-- start of DATA FOR THE TASK --

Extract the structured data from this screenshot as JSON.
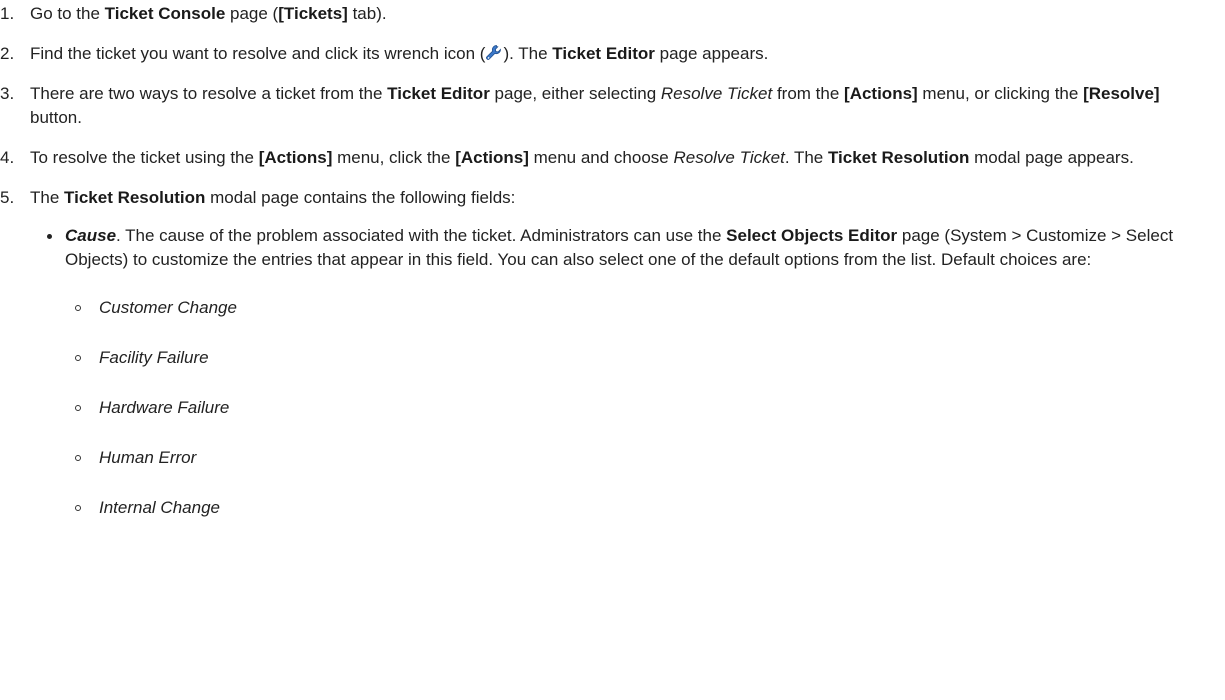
{
  "steps": [
    {
      "num": "1.",
      "parts": [
        {
          "t": "Go to the "
        },
        {
          "t": "Ticket Console",
          "s": "b"
        },
        {
          "t": " page ("
        },
        {
          "t": "[Tickets]",
          "s": "b"
        },
        {
          "t": " tab)."
        }
      ]
    },
    {
      "num": "2.",
      "parts": [
        {
          "t": "Find the ticket you want to resolve and click its wrench icon ("
        },
        {
          "icon": "wrench-icon"
        },
        {
          "t": "). The "
        },
        {
          "t": "Ticket Editor",
          "s": "b"
        },
        {
          "t": " page appears."
        }
      ]
    },
    {
      "num": "3.",
      "parts": [
        {
          "t": "There are two ways to resolve a ticket from the "
        },
        {
          "t": "Ticket Editor",
          "s": "b"
        },
        {
          "t": " page, either selecting "
        },
        {
          "t": "Resolve Ticket",
          "s": "i"
        },
        {
          "t": " from the "
        },
        {
          "t": "[Actions]",
          "s": "b"
        },
        {
          "t": " menu, or clicking the "
        },
        {
          "t": "[Resolve]",
          "s": "b"
        },
        {
          "t": " button."
        }
      ]
    },
    {
      "num": "4.",
      "parts": [
        {
          "t": "To resolve the ticket using the "
        },
        {
          "t": "[Actions]",
          "s": "b"
        },
        {
          "t": " menu, click the "
        },
        {
          "t": "[Actions]",
          "s": "b"
        },
        {
          "t": " menu and choose "
        },
        {
          "t": "Resolve Ticket",
          "s": "i"
        },
        {
          "t": ". The "
        },
        {
          "t": "Ticket Resolution",
          "s": "b"
        },
        {
          "t": " modal page appears."
        }
      ]
    },
    {
      "num": "5.",
      "parts": [
        {
          "t": "The "
        },
        {
          "t": "Ticket Resolution",
          "s": "b"
        },
        {
          "t": " modal page contains the following fields:"
        }
      ],
      "bullets": [
        {
          "parts": [
            {
              "t": "Cause",
              "s": "bi"
            },
            {
              "t": ". The cause of the problem associated with the ticket. Administrators can use the "
            },
            {
              "t": "Select Objects Editor",
              "s": "b"
            },
            {
              "t": " page (System > Customize > Select Objects) to customize the entries that appear in this field. You can also select one of the default options from the list. Default choices are:"
            }
          ],
          "sub_items": [
            "Customer Change",
            "Facility Failure",
            "Hardware Failure",
            "Human Error",
            "Internal Change"
          ]
        }
      ]
    }
  ],
  "colors": {
    "text": "#222222",
    "wrench_blue": "#3b78c9",
    "wrench_dark": "#1f4f8f"
  }
}
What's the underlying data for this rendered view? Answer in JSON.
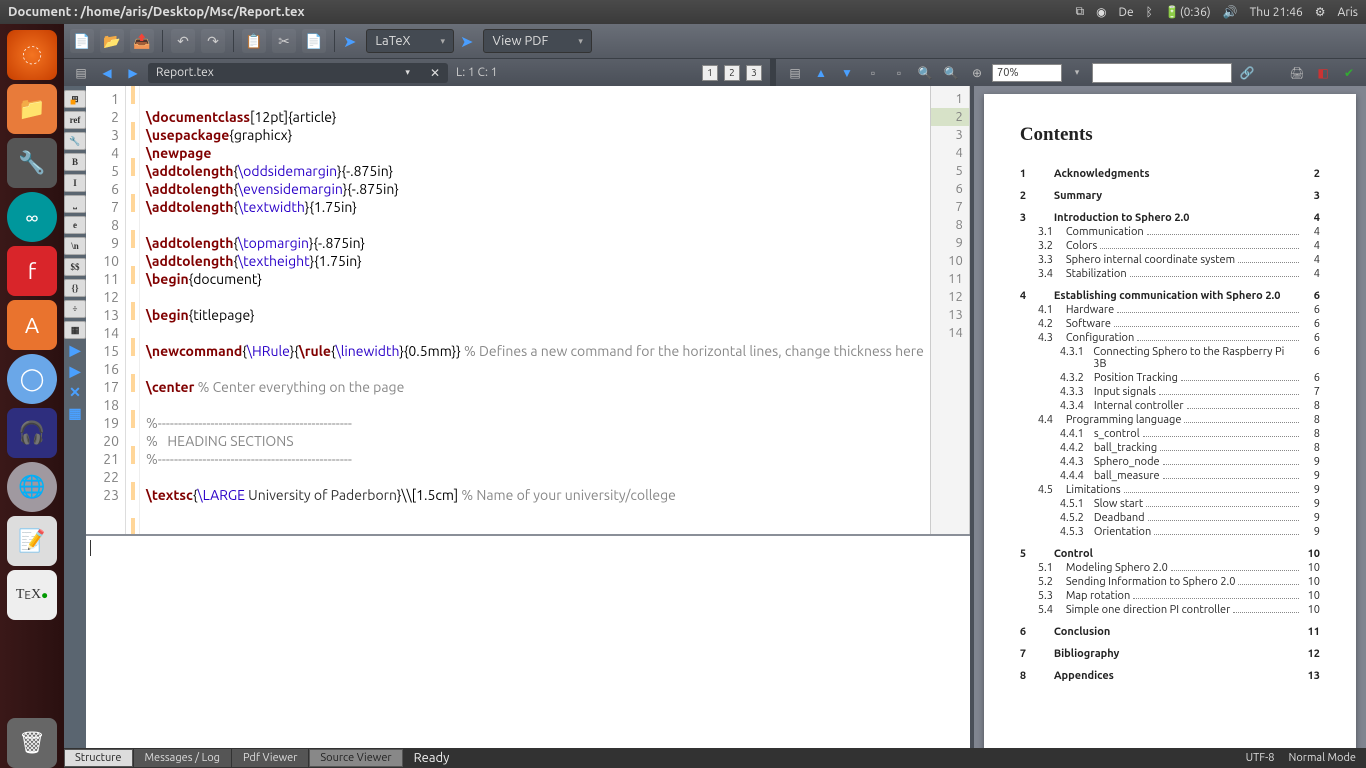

-- end of DATA FOR THE TASK --

→ **EXERCISE TASK**
Copy out the records above in full, exactly as written, but not the pictures.

→ **TASK SOLUTION**
Extract the structured data from this screenshot as JSON.
{
  "steps": [
    {
      "num": "1.",
      "parts": [
        {
          "t": "Go to the "
        },
        {
          "t": "Ticket Console",
          "s": "b"
        },
        {
          "t": " page ("
        },
        {
          "t": "[Tickets]",
          "s": "b"
        },
        {
          "t": " tab)."
        }
      ]
    },
    {
      "num": "2.",
      "parts": [
        {
          "t": "Find the ticket you want to resolve and click its wrench icon ("
        },
        {
          "icon": "wrench-icon"
        },
        {
          "t": "). The "
        },
        {
          "t": "Ticket Editor",
          "s": "b"
        },
        {
          "t": " page appears."
        }
      ]
    },
    {
      "num": "3.",
      "parts": [
        {
          "t": "There are two ways to resolve a ticket from the "
        },
        {
          "t": "Ticket Editor",
          "s": "b"
        },
        {
          "t": " page, either selecting "
        },
        {
          "t": "Resolve Ticket",
          "s": "i"
        },
        {
          "t": " from the "
        },
        {
          "t": "[Actions]",
          "s": "b"
        },
        {
          "t": " menu, or clicking the "
        },
        {
          "t": "[Resolve]",
          "s": "b"
        },
        {
          "t": " button."
        }
      ]
    },
    {
      "num": "4.",
      "parts": [
        {
          "t": "To resolve the ticket using the "
        },
        {
          "t": "[Actions]",
          "s": "b"
        },
        {
          "t": " menu, click the "
        },
        {
          "t": "[Actions]",
          "s": "b"
        },
        {
          "t": " menu and choose "
        },
        {
          "t": "Resolve Ticket",
          "s": "i"
        },
        {
          "t": ". The "
        },
        {
          "t": "Ticket Resolution",
          "s": "b"
        },
        {
          "t": " modal page appears."
        }
      ]
    },
    {
      "num": "5.",
      "parts": [
        {
          "t": "The "
        },
        {
          "t": "Ticket Resolution",
          "s": "b"
        },
        {
          "t": " modal page contains the following fields:"
        }
      ],
      "bullets": [
        {
          "parts": [
            {
              "t": "Cause",
              "s": "bi"
            },
            {
              "t": ". The cause of the problem associated with the ticket. Administrators can use the "
            },
            {
              "t": "Select Objects Editor",
              "s": "b"
            },
            {
              "t": " page (System > Customize > Select Objects) to customize the entries that appear in this field. You can also select one of the default options from the list. Default choices are:"
            }
          ],
          "sub_items": [
            "Customer Change",
            "Facility Failure",
            "Hardware Failure",
            "Human Error",
            "Internal Change"
          ]
        }
      ]
    }
  ],
  "colors": {
    "text": "#222222",
    "wrench_blue": "#3b78c9",
    "wrench_dark": "#1f4f8f"
  }
}
What's the underlying data for this rendered view? Answer in JSON.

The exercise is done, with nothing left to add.